**DESCRIPTION OF THE TASK**
Find the string "Delayed" in the listing below and return each line it appears in.

**DATA TO USE**
☆ ☆ ☆

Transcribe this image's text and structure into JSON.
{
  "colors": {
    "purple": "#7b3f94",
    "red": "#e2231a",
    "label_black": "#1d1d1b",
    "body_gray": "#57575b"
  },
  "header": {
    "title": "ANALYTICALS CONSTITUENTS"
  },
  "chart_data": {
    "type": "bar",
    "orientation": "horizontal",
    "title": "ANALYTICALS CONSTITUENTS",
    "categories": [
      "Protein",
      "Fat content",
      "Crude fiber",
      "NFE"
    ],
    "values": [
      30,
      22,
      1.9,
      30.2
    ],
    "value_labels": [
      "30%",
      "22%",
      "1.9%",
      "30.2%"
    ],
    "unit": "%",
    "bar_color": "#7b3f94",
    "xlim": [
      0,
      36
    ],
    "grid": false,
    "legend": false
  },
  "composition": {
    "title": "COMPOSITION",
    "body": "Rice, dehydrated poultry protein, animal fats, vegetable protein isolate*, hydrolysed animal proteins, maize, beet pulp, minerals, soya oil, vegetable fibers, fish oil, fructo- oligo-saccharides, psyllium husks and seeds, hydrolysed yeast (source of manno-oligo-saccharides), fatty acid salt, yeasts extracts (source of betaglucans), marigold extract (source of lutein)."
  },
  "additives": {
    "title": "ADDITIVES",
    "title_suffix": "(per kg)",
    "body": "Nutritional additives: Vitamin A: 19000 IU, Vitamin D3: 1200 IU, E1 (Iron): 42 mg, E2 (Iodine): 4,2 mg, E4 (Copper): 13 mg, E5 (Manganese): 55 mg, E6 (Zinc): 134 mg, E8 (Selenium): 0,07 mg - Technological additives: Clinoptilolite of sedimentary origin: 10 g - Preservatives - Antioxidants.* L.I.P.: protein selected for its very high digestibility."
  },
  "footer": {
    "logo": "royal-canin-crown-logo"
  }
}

☆ ☆ ☆

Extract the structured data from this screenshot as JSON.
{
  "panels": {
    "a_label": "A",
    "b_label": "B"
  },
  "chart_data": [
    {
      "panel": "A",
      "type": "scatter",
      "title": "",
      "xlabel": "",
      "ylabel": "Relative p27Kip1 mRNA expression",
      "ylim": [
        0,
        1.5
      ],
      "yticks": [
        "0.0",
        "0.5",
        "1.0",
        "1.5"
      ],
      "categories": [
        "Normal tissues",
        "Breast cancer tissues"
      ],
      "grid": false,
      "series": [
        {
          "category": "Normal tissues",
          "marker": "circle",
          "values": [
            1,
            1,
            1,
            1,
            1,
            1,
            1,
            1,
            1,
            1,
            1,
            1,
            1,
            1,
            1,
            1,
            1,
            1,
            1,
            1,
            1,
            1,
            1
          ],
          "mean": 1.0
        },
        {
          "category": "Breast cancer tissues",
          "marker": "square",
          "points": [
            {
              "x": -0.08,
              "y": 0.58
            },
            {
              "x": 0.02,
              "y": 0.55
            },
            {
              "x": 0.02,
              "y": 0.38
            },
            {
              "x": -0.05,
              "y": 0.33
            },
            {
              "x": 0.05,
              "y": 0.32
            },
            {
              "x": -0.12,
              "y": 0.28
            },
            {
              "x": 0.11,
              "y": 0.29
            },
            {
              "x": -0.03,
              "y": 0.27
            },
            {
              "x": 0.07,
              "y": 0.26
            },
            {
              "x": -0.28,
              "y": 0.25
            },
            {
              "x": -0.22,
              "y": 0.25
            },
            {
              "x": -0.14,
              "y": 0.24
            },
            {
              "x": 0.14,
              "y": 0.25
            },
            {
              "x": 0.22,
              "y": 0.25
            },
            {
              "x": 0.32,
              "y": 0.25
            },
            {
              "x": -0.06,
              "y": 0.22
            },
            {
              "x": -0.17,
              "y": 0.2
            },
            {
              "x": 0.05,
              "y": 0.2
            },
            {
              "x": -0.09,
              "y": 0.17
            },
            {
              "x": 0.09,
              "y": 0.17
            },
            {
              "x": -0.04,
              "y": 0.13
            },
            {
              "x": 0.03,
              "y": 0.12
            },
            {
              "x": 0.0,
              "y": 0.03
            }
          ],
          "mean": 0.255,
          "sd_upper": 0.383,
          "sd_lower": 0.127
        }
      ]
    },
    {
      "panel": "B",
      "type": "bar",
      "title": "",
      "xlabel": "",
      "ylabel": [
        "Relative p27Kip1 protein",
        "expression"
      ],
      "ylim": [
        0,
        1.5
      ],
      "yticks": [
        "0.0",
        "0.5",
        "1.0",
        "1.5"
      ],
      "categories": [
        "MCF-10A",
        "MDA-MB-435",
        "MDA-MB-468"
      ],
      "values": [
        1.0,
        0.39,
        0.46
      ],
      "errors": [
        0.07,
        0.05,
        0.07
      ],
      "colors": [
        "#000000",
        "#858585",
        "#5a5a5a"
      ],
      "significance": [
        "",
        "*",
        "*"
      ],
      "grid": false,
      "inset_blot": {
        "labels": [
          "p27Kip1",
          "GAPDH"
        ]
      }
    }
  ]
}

☆ ☆ ☆

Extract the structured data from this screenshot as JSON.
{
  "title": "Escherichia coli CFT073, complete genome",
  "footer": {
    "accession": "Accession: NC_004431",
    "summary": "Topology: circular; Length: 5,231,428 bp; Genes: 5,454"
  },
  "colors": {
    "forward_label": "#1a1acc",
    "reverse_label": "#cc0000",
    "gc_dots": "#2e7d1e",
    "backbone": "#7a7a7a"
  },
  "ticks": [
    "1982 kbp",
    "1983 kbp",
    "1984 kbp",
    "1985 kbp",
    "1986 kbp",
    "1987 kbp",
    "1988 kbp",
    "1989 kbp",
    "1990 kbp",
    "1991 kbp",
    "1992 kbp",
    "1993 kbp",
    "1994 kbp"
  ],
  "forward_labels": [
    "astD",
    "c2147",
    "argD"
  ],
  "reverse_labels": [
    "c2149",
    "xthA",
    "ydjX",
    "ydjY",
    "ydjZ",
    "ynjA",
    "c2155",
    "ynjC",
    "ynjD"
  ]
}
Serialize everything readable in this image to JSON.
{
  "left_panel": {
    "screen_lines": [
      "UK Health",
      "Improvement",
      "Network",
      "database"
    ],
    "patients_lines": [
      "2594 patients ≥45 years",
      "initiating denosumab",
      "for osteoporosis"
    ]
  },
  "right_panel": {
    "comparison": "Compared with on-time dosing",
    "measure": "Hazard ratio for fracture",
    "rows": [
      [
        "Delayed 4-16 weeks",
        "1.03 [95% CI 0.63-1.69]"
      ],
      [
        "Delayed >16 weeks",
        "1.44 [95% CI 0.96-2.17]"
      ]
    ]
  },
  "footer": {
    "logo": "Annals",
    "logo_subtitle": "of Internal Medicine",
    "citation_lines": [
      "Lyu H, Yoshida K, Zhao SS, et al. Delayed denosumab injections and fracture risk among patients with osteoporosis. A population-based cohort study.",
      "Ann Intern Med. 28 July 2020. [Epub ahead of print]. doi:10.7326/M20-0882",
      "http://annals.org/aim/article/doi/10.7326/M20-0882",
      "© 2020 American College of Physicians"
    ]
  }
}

☆ ☆ ☆

**TASK OUTPUT**
        "Delayed 4-16 weeks",
        "Delayed >16 weeks",
      "Lyu H, Yoshida K, Zhao SS, et al. Delayed denosumab injections and fracture risk among patients with osteoporosis. A population-based cohort study.",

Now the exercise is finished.